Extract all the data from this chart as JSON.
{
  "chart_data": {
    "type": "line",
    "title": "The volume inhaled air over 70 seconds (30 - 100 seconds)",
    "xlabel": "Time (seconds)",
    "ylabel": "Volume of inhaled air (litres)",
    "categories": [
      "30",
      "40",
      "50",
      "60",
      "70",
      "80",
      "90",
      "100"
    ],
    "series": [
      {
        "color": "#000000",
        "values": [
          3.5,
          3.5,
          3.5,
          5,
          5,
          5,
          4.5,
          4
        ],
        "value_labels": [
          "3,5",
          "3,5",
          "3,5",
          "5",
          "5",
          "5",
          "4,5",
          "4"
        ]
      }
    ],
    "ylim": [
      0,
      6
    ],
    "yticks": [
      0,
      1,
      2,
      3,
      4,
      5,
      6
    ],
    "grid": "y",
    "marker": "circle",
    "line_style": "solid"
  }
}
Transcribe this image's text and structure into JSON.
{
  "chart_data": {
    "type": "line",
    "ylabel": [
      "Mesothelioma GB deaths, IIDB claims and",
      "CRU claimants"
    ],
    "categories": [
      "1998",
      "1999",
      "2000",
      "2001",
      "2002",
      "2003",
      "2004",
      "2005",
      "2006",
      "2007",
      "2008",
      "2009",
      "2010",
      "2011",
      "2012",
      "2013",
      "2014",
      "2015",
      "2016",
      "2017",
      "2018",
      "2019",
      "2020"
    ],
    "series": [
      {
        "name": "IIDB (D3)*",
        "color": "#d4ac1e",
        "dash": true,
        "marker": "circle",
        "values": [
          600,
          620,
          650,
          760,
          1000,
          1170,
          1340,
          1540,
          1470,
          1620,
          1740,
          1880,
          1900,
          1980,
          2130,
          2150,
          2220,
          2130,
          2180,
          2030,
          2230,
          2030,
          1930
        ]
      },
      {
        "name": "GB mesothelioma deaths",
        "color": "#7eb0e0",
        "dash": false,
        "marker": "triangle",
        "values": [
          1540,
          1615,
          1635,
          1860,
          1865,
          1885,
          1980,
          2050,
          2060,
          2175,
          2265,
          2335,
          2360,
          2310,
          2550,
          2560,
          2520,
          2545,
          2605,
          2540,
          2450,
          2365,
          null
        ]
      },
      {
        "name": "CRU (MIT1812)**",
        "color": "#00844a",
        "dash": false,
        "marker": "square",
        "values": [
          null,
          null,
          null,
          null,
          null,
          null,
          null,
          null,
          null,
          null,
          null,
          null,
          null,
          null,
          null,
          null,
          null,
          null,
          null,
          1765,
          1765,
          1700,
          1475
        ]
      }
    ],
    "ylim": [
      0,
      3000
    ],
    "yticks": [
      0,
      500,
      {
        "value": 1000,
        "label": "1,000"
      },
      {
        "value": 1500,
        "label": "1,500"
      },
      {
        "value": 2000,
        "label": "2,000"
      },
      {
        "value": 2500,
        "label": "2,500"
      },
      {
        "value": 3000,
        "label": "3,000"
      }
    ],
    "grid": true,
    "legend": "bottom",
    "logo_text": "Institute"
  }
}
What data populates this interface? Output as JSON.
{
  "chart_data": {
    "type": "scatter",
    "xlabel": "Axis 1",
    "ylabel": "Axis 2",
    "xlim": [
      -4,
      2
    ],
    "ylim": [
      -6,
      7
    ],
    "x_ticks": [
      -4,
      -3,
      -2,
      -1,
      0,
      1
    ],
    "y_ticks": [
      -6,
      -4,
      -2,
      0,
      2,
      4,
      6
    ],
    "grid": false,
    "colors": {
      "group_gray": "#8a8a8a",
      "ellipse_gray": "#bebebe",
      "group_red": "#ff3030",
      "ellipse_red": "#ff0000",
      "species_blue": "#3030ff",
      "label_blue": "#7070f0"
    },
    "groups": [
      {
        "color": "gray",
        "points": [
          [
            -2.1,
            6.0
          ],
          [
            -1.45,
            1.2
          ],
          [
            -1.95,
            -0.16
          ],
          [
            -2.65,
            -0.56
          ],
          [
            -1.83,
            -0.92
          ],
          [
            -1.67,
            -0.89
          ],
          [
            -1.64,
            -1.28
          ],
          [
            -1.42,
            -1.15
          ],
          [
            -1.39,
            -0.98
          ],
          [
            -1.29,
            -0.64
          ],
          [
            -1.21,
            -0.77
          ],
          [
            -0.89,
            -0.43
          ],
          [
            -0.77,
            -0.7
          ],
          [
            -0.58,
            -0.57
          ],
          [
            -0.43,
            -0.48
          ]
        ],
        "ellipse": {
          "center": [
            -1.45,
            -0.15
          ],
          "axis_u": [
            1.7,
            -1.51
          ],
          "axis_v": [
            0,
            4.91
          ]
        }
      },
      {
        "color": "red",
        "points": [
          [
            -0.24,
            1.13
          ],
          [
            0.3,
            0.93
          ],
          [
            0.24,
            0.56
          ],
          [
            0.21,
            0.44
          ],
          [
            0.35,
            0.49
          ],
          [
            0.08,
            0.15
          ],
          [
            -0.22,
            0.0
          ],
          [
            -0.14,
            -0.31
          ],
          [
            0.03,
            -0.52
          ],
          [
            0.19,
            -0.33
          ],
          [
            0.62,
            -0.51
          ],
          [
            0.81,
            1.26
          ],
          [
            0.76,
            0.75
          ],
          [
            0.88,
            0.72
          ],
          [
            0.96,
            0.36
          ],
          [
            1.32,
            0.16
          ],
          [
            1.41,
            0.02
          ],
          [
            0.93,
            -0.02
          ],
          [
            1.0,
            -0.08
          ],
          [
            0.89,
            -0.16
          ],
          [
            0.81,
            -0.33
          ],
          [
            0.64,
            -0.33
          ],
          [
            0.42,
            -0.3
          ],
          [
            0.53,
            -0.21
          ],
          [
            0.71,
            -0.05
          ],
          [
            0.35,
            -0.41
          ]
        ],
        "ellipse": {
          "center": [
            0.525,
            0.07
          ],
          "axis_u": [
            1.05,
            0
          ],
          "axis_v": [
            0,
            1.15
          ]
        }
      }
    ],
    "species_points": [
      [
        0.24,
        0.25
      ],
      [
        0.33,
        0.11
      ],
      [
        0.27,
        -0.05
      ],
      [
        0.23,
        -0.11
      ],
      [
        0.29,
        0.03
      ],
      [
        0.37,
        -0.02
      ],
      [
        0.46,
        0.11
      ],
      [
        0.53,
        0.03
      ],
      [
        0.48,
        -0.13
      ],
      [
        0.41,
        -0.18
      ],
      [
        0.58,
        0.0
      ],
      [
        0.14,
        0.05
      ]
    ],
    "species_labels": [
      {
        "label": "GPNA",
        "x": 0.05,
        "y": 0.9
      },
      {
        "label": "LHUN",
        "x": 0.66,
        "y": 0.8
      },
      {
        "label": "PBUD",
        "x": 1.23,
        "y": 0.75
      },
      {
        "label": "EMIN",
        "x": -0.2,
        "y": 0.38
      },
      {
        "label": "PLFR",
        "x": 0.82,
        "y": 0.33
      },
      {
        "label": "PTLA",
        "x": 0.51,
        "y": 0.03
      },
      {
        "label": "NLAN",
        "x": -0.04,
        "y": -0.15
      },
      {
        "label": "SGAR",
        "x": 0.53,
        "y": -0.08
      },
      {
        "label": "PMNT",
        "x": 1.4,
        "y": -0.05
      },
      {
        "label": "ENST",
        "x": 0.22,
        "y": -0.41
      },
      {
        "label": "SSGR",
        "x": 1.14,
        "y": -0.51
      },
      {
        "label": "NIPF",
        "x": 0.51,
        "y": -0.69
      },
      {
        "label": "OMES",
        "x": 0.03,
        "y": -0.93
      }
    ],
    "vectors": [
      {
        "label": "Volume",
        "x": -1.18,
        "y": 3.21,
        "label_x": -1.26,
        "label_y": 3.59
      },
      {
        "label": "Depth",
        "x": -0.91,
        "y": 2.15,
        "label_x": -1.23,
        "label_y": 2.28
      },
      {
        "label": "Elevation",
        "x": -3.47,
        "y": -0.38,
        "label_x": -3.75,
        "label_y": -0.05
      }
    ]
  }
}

**********

**TASK DETAILS**.
Check each line of the data above for the word "marker" and say how many lines contain it, giving nothing besides the number.

**ANSWER TO THIS EXERCISE**.
4